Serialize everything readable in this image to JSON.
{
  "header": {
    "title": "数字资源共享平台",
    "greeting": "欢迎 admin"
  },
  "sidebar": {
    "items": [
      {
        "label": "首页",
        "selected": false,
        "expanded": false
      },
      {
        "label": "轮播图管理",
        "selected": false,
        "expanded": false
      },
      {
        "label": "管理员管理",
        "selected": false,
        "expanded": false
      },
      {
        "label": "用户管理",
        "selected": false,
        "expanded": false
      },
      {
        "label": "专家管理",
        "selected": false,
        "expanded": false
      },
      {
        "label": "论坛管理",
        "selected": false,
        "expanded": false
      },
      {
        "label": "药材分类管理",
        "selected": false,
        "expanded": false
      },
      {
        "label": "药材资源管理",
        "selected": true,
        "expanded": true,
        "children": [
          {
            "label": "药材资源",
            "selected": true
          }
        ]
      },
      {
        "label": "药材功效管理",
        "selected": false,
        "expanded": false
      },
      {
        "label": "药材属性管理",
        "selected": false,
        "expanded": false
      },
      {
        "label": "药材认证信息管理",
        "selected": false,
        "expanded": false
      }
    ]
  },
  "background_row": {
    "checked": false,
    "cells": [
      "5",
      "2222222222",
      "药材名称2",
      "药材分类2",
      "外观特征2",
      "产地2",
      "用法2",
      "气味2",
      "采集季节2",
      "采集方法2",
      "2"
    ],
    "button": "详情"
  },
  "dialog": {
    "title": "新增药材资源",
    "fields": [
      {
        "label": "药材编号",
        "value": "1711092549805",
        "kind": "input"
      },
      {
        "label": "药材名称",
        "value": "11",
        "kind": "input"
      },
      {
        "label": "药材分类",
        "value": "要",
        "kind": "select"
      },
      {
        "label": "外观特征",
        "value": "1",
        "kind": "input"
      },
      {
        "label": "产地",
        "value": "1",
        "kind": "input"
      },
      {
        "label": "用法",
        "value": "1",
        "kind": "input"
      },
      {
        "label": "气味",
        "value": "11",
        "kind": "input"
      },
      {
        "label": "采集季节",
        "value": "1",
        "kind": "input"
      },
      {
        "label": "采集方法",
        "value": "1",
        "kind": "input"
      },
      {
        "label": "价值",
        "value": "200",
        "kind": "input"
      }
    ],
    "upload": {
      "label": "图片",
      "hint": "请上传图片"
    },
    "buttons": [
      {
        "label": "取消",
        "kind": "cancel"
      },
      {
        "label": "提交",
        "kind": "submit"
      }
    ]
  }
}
· · · ·
→ Problem requirements:
Find how many lines of the entries contain "true". Respond with the number only.

→ Task answer:
3